Material shown >>
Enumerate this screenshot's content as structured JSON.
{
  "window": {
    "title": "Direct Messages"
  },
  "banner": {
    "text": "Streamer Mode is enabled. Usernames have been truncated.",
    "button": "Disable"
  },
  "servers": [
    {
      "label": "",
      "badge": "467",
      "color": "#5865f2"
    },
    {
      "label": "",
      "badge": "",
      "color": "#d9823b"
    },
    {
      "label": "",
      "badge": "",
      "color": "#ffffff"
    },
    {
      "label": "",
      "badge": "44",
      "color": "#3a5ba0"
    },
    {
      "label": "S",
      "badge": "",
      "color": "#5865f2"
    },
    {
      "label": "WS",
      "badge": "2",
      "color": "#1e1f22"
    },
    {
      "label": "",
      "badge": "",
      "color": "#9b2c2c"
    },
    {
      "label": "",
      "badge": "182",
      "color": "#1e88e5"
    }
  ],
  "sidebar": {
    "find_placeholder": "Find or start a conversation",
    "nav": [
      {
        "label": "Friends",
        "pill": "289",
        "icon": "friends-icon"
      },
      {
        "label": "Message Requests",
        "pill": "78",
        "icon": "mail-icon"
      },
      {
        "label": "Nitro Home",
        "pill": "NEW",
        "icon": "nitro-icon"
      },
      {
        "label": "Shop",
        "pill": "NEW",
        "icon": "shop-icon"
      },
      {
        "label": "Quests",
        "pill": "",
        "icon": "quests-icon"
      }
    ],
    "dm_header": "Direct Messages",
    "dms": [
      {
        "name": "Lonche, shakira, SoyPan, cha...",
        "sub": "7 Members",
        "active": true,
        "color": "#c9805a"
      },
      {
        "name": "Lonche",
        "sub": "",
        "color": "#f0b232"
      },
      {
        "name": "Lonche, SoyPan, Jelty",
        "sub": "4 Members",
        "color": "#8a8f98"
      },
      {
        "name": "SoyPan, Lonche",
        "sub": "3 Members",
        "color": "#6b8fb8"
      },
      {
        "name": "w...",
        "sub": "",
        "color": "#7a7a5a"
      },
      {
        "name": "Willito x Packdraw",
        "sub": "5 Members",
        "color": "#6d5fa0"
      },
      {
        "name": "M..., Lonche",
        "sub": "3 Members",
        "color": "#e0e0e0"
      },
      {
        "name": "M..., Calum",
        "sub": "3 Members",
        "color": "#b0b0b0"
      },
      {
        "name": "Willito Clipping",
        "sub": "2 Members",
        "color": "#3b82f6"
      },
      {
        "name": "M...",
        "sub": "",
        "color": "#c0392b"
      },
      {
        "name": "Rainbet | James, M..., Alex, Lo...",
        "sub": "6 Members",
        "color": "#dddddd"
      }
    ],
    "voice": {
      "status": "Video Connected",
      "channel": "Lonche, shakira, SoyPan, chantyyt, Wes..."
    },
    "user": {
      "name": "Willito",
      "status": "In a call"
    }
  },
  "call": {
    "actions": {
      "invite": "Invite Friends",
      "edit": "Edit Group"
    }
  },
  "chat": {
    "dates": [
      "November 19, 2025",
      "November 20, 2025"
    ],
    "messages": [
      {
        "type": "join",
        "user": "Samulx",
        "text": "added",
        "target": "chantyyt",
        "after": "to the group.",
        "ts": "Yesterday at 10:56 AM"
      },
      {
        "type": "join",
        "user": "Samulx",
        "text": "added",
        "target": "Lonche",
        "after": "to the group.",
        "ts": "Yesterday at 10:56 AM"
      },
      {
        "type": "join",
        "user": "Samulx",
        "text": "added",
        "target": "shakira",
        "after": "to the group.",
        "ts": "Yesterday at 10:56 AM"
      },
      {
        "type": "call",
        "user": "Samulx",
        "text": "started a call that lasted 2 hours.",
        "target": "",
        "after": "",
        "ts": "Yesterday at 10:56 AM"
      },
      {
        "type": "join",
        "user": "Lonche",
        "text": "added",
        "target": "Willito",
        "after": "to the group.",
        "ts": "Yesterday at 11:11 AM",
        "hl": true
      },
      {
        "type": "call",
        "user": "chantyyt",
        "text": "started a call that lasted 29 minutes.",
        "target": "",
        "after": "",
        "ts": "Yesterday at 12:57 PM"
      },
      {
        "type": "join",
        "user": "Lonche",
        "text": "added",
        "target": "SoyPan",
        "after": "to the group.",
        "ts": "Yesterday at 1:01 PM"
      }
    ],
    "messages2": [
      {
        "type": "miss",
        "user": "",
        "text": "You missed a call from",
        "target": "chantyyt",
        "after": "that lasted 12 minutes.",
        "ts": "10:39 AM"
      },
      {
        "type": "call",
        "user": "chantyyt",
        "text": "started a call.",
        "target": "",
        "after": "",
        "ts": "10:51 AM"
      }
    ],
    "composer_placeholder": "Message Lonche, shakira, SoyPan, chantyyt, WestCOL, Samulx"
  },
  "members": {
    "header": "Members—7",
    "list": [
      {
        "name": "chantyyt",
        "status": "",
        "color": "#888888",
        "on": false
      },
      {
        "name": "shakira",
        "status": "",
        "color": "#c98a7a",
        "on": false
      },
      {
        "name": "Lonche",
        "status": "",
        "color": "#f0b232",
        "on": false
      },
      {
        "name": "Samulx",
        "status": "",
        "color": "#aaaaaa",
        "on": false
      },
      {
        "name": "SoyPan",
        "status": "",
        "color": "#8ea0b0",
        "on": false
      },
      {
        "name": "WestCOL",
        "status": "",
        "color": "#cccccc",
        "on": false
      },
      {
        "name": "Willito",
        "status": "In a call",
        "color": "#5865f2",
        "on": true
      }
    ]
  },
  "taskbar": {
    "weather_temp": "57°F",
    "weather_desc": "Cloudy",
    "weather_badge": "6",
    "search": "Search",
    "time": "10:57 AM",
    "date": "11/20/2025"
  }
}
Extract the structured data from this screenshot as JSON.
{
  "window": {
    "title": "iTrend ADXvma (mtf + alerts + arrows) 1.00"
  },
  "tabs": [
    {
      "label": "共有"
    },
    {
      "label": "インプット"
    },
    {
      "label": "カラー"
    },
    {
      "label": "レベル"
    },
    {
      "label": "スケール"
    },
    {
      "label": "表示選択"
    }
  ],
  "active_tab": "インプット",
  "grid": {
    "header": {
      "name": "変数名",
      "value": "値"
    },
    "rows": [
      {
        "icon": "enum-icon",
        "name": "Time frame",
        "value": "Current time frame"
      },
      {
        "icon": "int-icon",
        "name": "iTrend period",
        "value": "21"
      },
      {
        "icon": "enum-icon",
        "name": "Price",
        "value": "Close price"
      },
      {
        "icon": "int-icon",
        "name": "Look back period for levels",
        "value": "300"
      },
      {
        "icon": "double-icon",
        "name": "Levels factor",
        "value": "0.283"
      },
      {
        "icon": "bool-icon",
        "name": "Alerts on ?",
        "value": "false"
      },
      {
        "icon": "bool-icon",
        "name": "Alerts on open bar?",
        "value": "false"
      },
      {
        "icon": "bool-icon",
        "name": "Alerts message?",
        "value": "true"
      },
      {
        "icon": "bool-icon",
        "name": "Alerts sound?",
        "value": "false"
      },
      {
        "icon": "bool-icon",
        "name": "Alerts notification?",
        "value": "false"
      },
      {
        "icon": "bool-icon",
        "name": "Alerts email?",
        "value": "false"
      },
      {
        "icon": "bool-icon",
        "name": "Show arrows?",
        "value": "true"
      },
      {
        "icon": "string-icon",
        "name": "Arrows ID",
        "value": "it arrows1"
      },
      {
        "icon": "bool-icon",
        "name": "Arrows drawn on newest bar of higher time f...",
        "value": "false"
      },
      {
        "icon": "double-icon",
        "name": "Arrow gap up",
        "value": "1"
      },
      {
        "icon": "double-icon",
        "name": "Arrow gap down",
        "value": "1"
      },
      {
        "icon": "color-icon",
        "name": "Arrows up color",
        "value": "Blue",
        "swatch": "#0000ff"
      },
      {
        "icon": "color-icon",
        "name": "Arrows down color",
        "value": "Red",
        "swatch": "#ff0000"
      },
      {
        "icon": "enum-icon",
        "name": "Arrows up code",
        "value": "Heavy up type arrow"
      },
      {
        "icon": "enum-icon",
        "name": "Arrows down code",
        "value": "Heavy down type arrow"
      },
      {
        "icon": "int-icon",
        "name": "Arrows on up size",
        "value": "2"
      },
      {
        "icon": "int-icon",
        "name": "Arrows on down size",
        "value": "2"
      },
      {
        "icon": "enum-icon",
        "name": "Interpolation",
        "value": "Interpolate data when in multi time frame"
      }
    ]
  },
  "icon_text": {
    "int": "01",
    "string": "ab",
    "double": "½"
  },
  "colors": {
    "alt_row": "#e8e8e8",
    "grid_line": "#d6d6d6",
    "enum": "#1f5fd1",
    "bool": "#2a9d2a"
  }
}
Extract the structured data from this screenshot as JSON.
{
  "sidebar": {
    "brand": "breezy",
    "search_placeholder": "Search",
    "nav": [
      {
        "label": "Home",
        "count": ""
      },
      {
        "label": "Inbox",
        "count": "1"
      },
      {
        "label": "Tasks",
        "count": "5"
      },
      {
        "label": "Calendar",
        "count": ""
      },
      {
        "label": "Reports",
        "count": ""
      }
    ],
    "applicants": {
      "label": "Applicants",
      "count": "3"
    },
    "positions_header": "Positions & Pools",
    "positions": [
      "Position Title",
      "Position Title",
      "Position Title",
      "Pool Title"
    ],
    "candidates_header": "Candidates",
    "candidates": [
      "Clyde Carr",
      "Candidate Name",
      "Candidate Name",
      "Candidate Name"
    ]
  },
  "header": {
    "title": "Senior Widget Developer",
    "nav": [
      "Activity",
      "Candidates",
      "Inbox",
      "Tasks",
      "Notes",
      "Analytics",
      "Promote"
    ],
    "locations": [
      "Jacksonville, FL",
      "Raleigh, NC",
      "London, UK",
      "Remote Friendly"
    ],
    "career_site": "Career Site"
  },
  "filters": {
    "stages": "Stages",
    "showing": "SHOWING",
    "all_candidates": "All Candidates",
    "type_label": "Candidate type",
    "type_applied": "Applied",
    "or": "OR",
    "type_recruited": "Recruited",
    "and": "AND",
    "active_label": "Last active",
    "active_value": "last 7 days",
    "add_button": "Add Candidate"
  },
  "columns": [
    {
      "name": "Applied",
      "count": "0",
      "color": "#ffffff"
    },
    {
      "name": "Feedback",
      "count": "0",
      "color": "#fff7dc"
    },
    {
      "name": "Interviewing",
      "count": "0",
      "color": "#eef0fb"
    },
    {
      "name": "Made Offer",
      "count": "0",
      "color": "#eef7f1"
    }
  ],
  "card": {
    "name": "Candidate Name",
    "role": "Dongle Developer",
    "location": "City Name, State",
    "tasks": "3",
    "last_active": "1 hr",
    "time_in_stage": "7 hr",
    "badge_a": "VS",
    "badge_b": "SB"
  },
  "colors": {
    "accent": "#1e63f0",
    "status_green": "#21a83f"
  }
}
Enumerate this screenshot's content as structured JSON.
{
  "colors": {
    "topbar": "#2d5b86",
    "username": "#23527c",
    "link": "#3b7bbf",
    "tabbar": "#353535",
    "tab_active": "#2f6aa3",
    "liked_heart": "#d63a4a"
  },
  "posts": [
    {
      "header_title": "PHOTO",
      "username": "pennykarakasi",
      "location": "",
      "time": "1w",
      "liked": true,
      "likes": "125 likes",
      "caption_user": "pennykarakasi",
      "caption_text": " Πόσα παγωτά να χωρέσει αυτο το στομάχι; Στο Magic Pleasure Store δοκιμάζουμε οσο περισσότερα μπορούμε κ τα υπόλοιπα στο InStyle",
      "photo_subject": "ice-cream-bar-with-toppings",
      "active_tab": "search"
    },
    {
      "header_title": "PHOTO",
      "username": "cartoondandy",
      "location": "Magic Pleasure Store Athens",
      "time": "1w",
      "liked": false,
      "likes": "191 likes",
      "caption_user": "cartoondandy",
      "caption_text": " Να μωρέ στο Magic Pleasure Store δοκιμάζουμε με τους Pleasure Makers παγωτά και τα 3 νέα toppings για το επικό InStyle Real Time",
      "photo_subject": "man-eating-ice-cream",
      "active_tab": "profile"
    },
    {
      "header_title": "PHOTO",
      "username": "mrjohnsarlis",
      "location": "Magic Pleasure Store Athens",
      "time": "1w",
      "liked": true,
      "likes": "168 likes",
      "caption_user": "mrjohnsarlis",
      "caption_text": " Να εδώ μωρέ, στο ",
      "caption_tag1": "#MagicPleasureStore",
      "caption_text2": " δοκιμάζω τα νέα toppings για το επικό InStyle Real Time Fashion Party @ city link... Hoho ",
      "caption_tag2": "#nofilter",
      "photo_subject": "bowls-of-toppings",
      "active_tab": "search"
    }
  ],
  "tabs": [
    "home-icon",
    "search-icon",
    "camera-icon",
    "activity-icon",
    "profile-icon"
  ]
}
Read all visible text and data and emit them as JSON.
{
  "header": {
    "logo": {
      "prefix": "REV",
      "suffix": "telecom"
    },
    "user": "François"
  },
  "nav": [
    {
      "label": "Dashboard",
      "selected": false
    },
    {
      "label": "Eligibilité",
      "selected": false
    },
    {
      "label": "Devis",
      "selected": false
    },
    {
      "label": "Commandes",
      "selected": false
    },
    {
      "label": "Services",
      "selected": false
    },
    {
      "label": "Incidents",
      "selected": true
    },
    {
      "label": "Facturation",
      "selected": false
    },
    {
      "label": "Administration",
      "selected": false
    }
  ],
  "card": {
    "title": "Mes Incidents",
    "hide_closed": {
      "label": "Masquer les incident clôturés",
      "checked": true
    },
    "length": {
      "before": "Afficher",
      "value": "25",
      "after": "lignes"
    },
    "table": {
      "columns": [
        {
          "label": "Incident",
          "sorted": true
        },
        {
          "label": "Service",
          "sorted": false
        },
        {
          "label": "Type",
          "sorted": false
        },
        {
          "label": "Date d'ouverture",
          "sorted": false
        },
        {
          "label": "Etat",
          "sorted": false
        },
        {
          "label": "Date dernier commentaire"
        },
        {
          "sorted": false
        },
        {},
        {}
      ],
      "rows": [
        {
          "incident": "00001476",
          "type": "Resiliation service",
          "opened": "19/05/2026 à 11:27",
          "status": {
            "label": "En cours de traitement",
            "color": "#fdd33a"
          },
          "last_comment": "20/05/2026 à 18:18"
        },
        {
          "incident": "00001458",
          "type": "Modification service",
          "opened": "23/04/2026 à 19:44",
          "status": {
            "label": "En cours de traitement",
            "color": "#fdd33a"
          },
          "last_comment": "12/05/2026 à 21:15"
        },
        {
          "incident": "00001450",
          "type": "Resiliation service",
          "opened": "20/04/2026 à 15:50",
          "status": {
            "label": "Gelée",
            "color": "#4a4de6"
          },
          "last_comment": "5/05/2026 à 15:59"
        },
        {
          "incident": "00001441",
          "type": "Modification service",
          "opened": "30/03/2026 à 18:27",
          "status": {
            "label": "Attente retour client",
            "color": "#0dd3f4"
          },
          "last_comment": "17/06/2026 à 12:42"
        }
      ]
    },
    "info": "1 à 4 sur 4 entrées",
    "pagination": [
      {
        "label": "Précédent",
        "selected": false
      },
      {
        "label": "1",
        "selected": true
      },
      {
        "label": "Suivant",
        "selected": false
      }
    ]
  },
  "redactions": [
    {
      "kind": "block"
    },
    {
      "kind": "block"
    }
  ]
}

What is being asked >>
Determine the number of lines in the listing that contain the string "chantyyt". Write that number and nothing else.

Output of the task >>
7